▼▼▼

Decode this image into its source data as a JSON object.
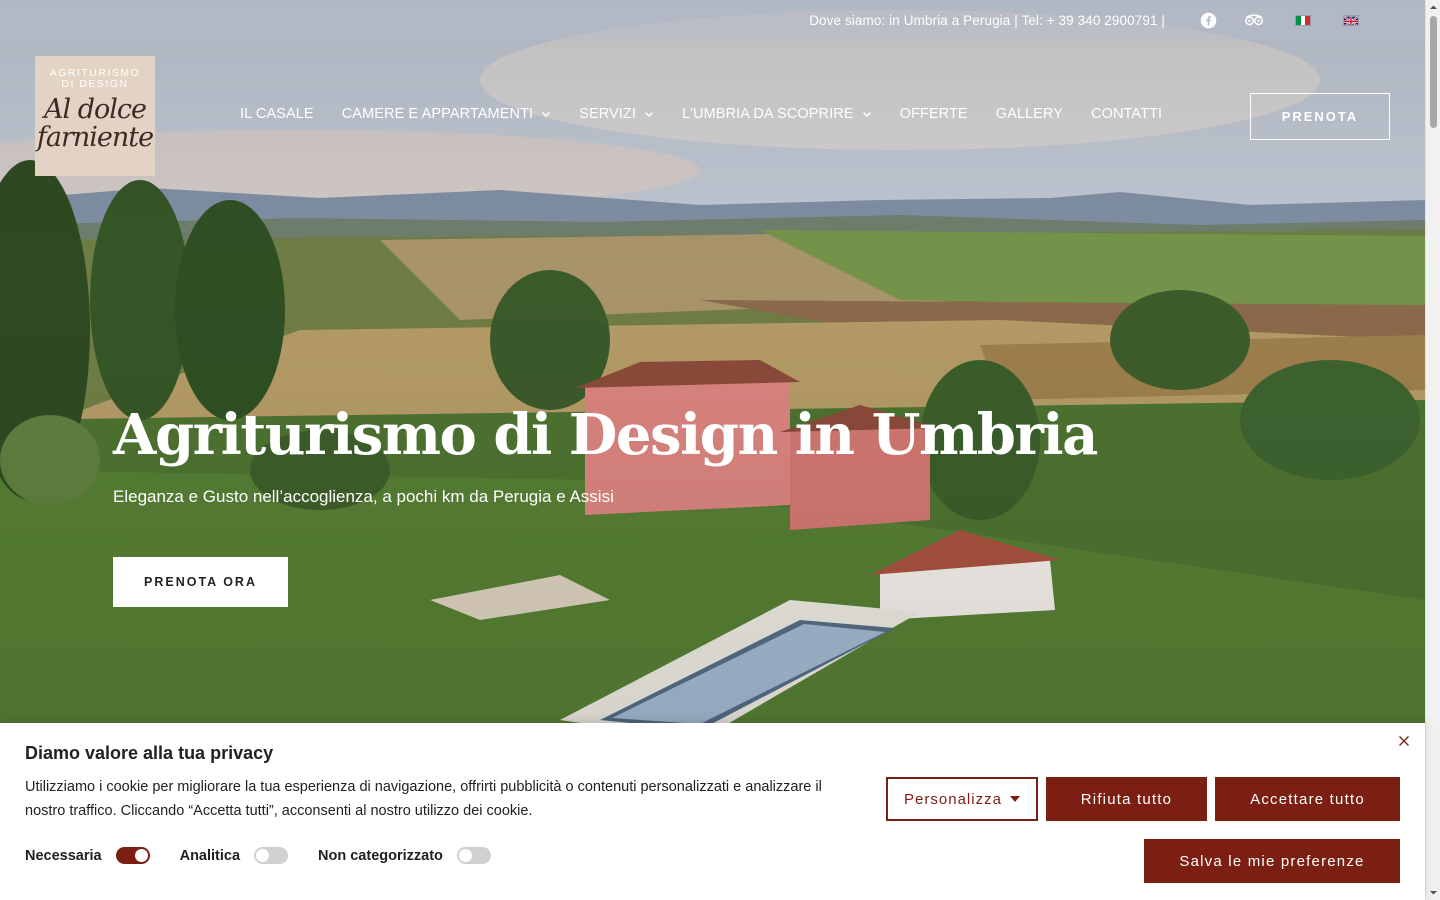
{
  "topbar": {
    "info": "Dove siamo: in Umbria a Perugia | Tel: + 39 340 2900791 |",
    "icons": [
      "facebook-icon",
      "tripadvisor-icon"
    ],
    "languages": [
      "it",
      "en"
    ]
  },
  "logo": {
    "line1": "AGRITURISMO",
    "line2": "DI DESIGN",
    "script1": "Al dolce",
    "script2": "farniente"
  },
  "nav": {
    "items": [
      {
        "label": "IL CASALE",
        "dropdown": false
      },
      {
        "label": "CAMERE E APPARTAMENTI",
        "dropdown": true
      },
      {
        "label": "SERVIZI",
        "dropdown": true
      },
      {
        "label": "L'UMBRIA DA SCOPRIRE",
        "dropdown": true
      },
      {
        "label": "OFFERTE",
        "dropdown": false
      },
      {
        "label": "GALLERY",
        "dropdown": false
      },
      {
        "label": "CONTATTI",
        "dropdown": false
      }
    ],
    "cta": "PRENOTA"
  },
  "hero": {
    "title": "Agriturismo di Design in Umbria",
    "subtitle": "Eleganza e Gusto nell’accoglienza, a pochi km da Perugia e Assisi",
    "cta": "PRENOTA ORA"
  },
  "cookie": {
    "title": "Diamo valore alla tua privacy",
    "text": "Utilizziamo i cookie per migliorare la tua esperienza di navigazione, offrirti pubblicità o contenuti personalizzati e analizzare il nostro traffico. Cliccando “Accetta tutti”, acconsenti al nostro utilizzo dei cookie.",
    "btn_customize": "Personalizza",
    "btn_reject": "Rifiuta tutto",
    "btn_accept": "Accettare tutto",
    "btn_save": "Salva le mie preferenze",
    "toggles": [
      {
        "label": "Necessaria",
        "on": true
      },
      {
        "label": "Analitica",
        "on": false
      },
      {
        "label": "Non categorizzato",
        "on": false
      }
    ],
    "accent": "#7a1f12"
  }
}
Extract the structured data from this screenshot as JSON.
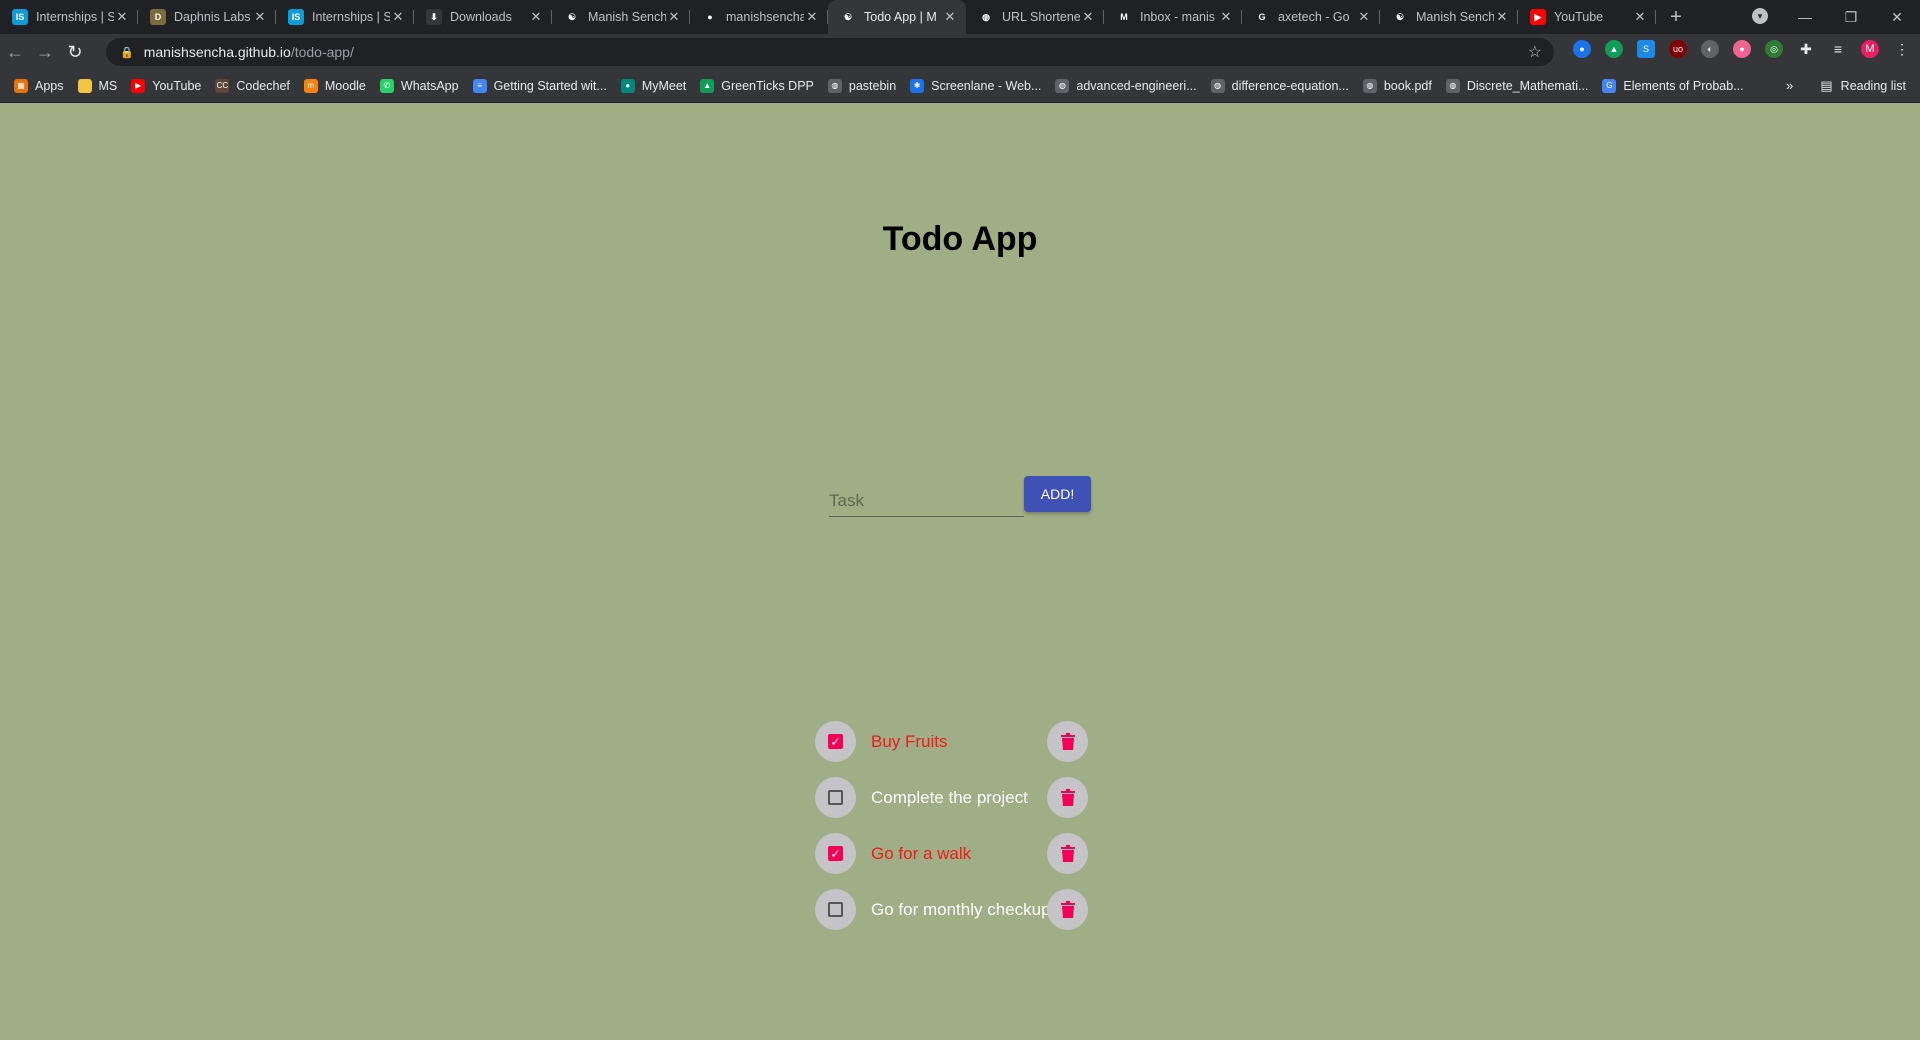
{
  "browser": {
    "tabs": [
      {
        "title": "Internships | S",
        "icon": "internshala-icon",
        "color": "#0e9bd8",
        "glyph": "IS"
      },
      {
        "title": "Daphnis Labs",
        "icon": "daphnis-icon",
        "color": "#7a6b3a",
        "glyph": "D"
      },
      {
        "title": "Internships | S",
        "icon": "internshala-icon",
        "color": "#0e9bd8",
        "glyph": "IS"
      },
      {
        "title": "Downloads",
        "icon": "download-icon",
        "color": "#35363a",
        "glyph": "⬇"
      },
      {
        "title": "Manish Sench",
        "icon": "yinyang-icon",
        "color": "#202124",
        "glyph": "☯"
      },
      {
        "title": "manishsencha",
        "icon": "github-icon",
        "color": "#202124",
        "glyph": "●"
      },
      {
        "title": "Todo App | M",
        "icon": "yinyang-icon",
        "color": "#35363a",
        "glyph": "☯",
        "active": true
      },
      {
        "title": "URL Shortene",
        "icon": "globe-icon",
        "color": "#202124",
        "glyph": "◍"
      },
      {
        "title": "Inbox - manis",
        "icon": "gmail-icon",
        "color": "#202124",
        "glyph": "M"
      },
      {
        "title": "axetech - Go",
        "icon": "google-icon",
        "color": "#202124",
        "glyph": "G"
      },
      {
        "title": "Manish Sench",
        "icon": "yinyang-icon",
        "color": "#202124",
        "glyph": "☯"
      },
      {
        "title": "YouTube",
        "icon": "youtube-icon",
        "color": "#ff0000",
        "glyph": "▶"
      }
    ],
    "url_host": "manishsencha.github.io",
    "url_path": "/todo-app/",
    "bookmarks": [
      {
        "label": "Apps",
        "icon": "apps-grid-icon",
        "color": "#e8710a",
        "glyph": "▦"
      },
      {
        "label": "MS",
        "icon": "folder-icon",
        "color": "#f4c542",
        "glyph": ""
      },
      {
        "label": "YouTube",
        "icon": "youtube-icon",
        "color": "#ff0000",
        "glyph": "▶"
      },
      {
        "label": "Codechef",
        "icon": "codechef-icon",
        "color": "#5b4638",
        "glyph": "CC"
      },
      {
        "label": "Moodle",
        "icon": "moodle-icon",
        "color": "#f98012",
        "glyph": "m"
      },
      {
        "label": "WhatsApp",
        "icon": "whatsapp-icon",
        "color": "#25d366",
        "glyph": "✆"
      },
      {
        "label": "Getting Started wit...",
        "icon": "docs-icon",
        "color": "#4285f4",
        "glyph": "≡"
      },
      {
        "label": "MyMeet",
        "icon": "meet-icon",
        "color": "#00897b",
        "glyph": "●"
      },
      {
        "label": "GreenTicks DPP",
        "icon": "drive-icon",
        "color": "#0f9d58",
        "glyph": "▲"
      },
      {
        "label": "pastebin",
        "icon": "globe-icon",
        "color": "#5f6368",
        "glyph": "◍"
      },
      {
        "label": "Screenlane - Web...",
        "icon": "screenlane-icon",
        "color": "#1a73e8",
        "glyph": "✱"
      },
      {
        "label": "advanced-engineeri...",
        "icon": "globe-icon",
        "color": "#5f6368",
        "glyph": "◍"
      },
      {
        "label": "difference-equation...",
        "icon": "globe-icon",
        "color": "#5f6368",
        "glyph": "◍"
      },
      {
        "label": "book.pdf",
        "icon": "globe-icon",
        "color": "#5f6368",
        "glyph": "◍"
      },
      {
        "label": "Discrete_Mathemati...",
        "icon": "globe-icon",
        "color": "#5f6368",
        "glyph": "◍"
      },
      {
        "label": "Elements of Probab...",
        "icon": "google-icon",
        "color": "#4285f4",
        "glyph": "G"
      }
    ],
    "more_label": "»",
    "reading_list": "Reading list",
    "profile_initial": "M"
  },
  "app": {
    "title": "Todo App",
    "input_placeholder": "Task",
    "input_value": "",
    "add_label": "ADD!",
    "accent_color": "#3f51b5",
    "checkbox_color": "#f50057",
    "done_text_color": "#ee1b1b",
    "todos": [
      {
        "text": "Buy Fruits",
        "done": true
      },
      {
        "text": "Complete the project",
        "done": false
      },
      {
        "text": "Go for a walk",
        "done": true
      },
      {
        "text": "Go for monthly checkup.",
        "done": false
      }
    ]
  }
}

▲▲▲
▼▼▼

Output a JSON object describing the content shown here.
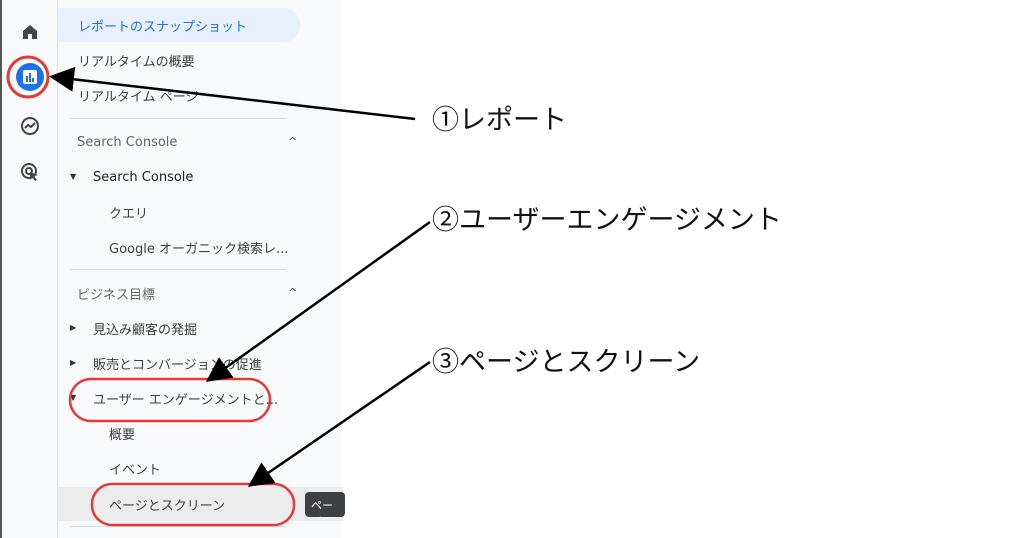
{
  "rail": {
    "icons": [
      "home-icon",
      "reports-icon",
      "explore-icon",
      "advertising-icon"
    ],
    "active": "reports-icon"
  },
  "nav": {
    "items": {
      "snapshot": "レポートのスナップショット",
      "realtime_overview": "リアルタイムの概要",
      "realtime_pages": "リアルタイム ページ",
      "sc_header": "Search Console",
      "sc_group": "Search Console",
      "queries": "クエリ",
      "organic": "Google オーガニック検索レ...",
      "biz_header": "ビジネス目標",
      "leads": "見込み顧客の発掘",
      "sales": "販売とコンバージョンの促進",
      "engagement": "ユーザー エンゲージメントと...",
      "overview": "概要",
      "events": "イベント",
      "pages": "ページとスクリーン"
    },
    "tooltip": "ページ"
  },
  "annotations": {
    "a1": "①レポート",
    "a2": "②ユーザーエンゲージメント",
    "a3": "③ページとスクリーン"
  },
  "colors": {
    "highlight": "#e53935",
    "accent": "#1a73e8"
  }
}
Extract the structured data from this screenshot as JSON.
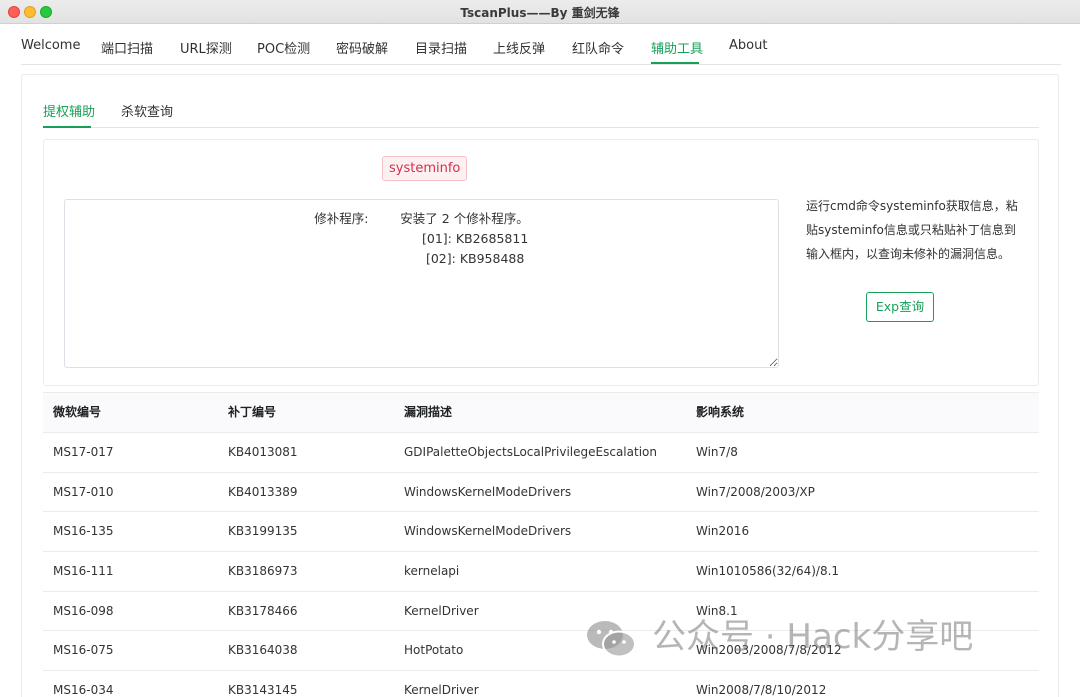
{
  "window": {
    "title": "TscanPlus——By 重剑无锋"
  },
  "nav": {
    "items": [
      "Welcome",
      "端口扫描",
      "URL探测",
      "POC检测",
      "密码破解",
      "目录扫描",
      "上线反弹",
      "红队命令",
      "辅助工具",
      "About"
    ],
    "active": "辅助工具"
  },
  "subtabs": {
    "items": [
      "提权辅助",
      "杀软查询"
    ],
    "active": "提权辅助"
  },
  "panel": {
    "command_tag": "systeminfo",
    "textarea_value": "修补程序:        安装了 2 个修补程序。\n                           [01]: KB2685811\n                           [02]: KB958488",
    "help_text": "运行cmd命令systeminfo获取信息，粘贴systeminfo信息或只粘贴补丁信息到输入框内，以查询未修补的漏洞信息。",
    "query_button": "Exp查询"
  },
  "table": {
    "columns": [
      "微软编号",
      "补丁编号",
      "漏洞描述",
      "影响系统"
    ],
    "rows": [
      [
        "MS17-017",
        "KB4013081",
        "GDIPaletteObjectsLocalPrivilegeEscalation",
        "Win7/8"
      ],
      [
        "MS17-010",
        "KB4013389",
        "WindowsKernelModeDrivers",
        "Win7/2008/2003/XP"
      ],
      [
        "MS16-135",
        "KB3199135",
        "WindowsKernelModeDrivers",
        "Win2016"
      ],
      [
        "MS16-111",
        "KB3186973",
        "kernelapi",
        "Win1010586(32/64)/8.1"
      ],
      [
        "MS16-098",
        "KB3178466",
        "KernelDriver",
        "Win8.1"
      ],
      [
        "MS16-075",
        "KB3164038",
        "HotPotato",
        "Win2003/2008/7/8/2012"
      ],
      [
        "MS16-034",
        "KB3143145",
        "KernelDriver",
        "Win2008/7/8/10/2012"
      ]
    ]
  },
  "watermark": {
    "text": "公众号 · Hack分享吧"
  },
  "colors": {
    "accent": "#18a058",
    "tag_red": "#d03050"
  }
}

▲▲▲

▶ _Exercise requirements_: Copy all lines from the entries that contain the word "JSON".

▶ _Complete response_:
Decode this image into its source data as a JSON object.
Extract the structured data from this screenshot as JSON.
Output a JSON object describing the content shown here.
Extract the structured data from this screenshot as JSON.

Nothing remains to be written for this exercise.